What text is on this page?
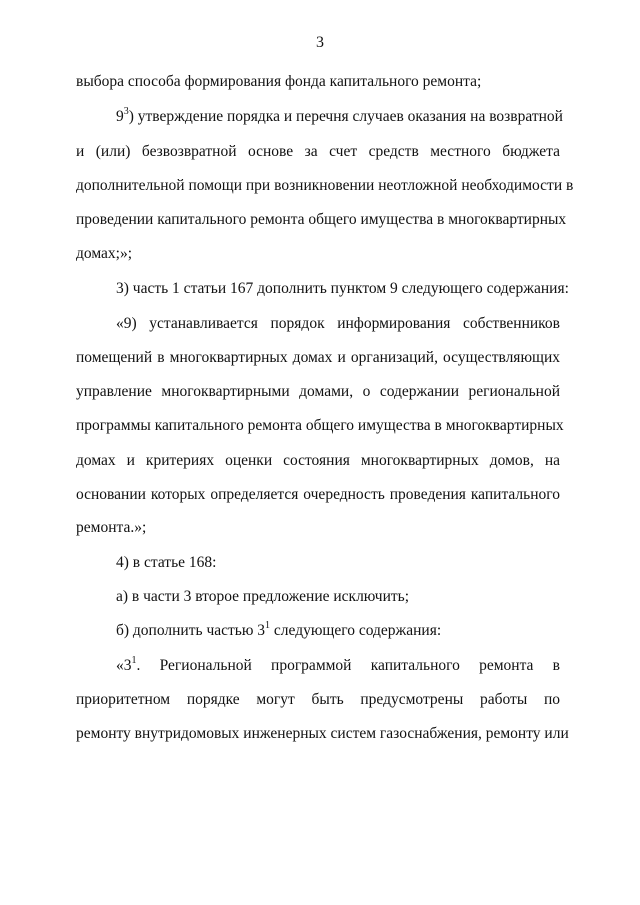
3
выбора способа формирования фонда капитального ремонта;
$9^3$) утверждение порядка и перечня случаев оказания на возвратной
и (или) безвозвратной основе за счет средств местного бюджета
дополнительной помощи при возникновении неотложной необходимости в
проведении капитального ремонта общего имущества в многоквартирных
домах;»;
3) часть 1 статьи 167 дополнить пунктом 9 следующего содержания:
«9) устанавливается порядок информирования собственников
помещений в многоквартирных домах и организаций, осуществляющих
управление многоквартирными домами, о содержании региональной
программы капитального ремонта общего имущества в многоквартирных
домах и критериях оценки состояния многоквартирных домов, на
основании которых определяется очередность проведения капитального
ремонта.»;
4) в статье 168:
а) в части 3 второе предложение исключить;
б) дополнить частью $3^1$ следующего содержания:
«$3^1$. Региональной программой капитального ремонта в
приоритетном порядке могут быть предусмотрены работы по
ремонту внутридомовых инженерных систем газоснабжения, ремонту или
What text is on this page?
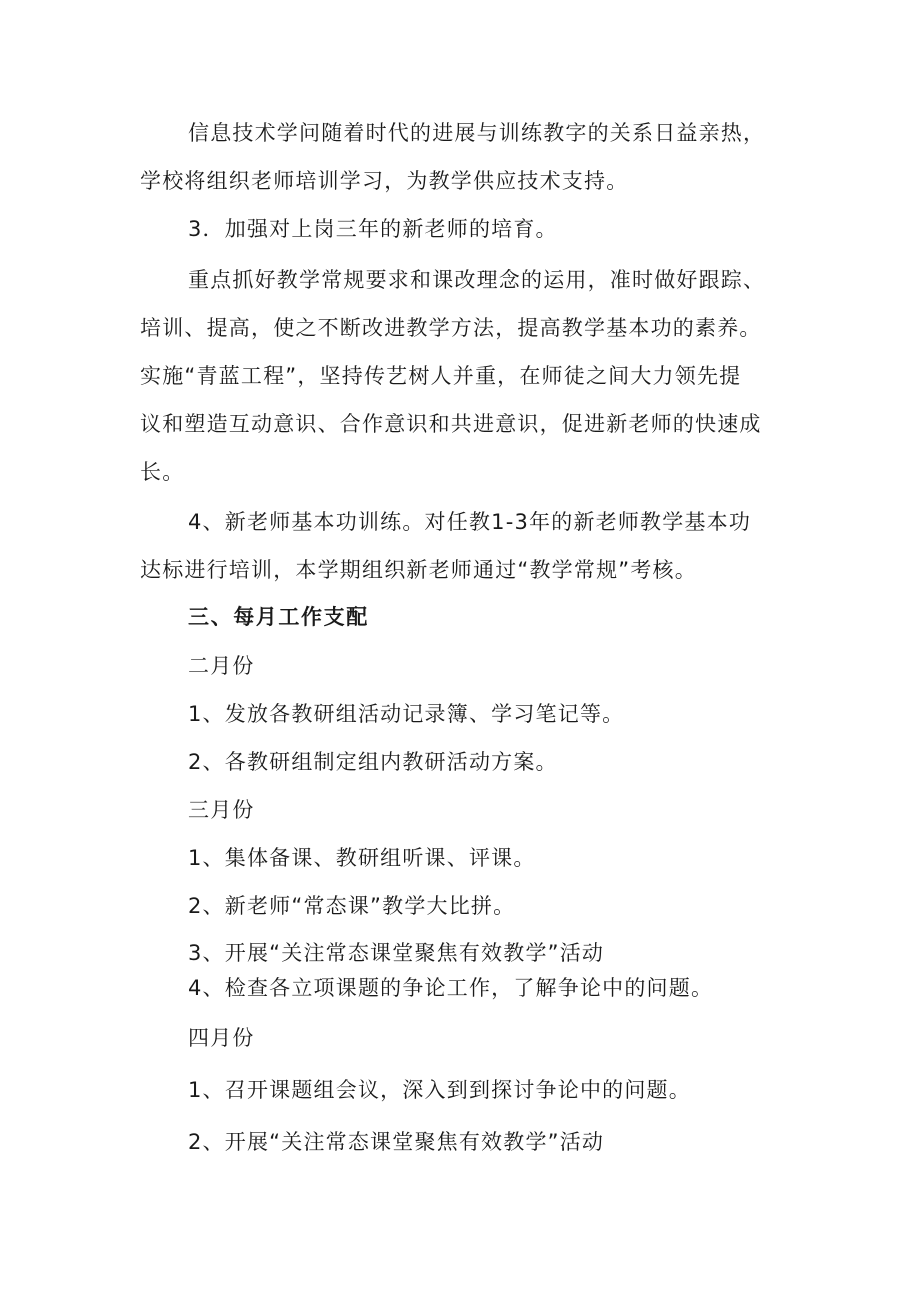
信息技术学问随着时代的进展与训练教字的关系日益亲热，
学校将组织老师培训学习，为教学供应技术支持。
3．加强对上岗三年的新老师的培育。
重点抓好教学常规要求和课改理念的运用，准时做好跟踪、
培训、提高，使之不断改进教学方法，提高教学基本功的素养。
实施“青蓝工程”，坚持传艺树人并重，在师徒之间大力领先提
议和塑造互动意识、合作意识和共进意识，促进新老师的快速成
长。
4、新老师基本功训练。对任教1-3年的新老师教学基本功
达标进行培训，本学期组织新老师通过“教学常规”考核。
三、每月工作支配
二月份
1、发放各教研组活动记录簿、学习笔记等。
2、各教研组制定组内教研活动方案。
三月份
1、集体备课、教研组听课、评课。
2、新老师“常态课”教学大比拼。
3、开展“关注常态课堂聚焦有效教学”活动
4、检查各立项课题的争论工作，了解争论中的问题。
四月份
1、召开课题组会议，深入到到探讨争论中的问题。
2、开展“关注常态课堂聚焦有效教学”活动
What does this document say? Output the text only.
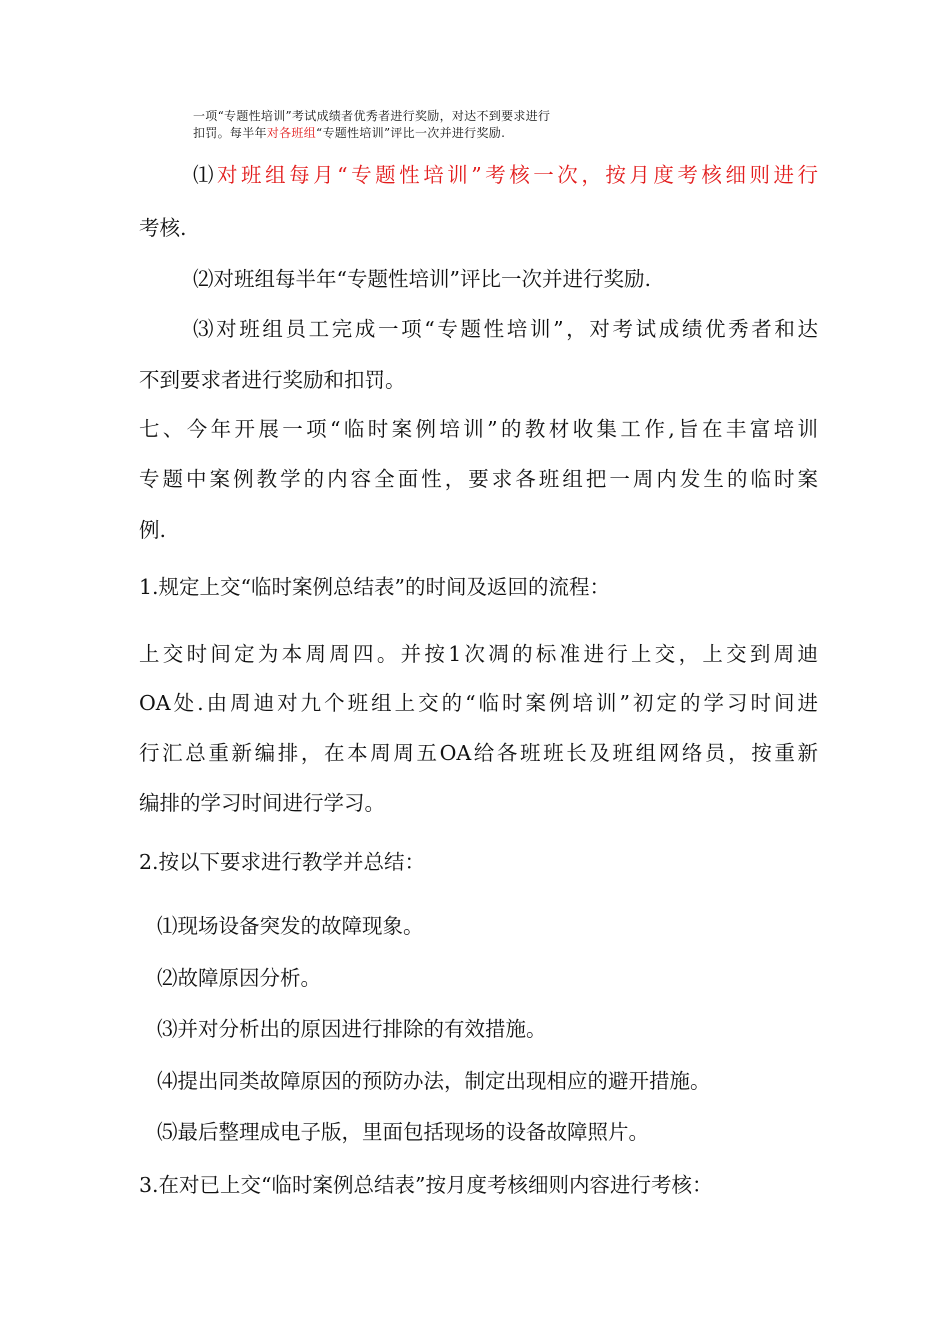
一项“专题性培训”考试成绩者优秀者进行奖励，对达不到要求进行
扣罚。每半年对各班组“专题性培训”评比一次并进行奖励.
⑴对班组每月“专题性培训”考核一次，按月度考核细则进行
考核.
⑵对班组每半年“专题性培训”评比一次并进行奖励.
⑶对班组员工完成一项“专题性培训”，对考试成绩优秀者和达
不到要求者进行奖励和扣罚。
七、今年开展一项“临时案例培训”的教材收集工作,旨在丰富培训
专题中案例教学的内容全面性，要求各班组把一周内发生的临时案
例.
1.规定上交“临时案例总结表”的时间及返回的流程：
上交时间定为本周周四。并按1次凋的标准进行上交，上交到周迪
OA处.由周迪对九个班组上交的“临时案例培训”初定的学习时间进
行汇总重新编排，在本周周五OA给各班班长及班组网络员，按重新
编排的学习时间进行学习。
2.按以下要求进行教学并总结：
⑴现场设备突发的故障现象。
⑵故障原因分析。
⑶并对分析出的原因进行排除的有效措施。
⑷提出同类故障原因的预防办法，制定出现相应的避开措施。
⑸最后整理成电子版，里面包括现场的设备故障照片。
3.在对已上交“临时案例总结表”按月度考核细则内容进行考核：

* [WRITTEN PROBLEM]: Retype every entry verbatim and exclude the pictures from the copy.

* [SOLUTION TO THIS TASK]:
What text is on this page?
3
выбора способа формирования фонда капитального ремонта;
$9^3$) утверждение порядка и перечня случаев оказания на возвратной
и (или) безвозвратной основе за счет средств местного бюджета
дополнительной помощи при возникновении неотложной необходимости в
проведении капитального ремонта общего имущества в многоквартирных
домах;»;
3) часть 1 статьи 167 дополнить пунктом 9 следующего содержания:
«9) устанавливается порядок информирования собственников
помещений в многоквартирных домах и организаций, осуществляющих
управление многоквартирными домами, о содержании региональной
программы капитального ремонта общего имущества в многоквартирных
домах и критериях оценки состояния многоквартирных домов, на
основании которых определяется очередность проведения капитального
ремонта.»;
4) в статье 168:
а) в части 3 второе предложение исключить;
б) дополнить частью $3^1$ следующего содержания:
«$3^1$. Региональной программой капитального ремонта в
приоритетном порядке могут быть предусмотрены работы по
ремонту внутридомовых инженерных систем газоснабжения, ремонту или
What text is on this page?
信息技术学问随着时代的进展与训练教字的关系日益亲热，
学校将组织老师培训学习，为教学供应技术支持。
3．加强对上岗三年的新老师的培育。
重点抓好教学常规要求和课改理念的运用，准时做好跟踪、
培训、提高，使之不断改进教学方法，提高教学基本功的素养。
实施“青蓝工程”，坚持传艺树人并重，在师徒之间大力领先提
议和塑造互动意识、合作意识和共进意识，促进新老师的快速成
长。
4、新老师基本功训练。对任教1-3年的新老师教学基本功
达标进行培训，本学期组织新老师通过“教学常规”考核。
三、每月工作支配
二月份
1、发放各教研组活动记录簿、学习笔记等。
2、各教研组制定组内教研活动方案。
三月份
1、集体备课、教研组听课、评课。
2、新老师“常态课”教学大比拼。
3、开展“关注常态课堂聚焦有效教学”活动
4、检查各立项课题的争论工作，了解争论中的问题。
四月份
1、召开课题组会议，深入到到探讨争论中的问题。
2、开展“关注常态课堂聚焦有效教学”活动
What does this document say? Output the text only.
一项“专题性培训”考试成绩者优秀者进行奖励，对达不到要求进行
扣罚。每半年对各班组“专题性培训”评比一次并进行奖励.
⑴对班组每月“专题性培训”考核一次，按月度考核细则进行
考核.
⑵对班组每半年“专题性培训”评比一次并进行奖励.
⑶对班组员工完成一项“专题性培训”，对考试成绩优秀者和达
不到要求者进行奖励和扣罚。
七、今年开展一项“临时案例培训”的教材收集工作,旨在丰富培训
专题中案例教学的内容全面性，要求各班组把一周内发生的临时案
例.
1.规定上交“临时案例总结表”的时间及返回的流程：
上交时间定为本周周四。并按1次凋的标准进行上交，上交到周迪
OA处.由周迪对九个班组上交的“临时案例培训”初定的学习时间进
行汇总重新编排，在本周周五OA给各班班长及班组网络员，按重新
编排的学习时间进行学习。
2.按以下要求进行教学并总结：
⑴现场设备突发的故障现象。
⑵故障原因分析。
⑶并对分析出的原因进行排除的有效措施。
⑷提出同类故障原因的预防办法，制定出现相应的避开措施。
⑸最后整理成电子版，里面包括现场的设备故障照片。
3.在对已上交“临时案例总结表”按月度考核细则内容进行考核：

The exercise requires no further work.